Identify the lines that contain the word "enforcement", then copy them.

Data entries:
■ ■ ■
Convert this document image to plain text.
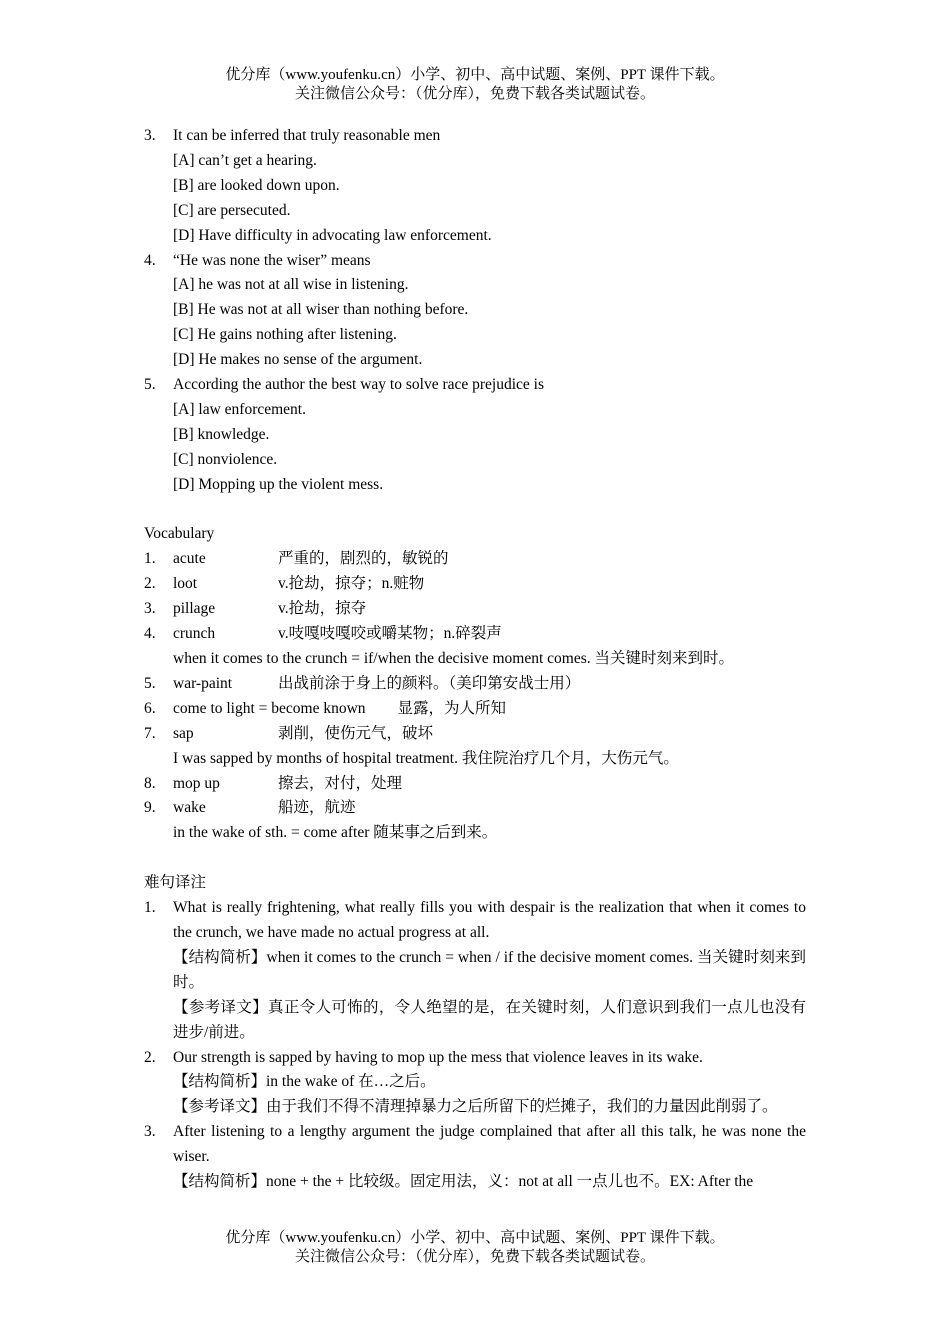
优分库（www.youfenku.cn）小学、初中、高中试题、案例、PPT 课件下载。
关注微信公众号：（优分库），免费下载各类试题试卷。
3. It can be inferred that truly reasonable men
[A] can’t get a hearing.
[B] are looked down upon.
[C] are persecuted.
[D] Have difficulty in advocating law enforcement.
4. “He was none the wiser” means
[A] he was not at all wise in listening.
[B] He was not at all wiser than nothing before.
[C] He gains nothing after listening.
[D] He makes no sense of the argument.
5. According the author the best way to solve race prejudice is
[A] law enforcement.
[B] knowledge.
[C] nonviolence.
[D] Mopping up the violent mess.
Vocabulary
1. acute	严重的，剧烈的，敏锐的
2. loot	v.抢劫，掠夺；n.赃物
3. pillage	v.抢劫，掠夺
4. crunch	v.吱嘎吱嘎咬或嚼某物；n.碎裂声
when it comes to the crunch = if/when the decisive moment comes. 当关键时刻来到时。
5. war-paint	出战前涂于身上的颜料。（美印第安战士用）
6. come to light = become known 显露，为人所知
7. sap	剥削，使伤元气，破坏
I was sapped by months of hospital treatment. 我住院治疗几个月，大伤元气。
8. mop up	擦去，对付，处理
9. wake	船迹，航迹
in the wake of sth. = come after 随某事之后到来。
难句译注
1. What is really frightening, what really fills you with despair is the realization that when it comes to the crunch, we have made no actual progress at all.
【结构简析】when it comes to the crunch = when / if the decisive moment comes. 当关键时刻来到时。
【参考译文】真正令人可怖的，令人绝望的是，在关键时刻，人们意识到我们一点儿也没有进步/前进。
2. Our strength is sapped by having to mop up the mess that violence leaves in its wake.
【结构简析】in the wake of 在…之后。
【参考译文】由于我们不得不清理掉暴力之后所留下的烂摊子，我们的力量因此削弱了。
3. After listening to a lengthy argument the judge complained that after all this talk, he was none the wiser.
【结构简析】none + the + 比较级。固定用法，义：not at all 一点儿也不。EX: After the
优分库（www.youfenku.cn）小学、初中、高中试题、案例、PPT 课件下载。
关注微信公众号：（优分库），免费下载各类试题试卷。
■ ■ ■
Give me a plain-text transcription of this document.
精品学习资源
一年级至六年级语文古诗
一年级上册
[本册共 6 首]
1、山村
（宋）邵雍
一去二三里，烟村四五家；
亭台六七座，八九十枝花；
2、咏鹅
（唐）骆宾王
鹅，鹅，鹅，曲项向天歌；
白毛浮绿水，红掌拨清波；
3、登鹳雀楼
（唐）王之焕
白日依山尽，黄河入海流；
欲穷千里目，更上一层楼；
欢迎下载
■ ■ ■
-- Complete answer --
[D] Have difficulty in advocating law enforcement.
[A] law enforcement.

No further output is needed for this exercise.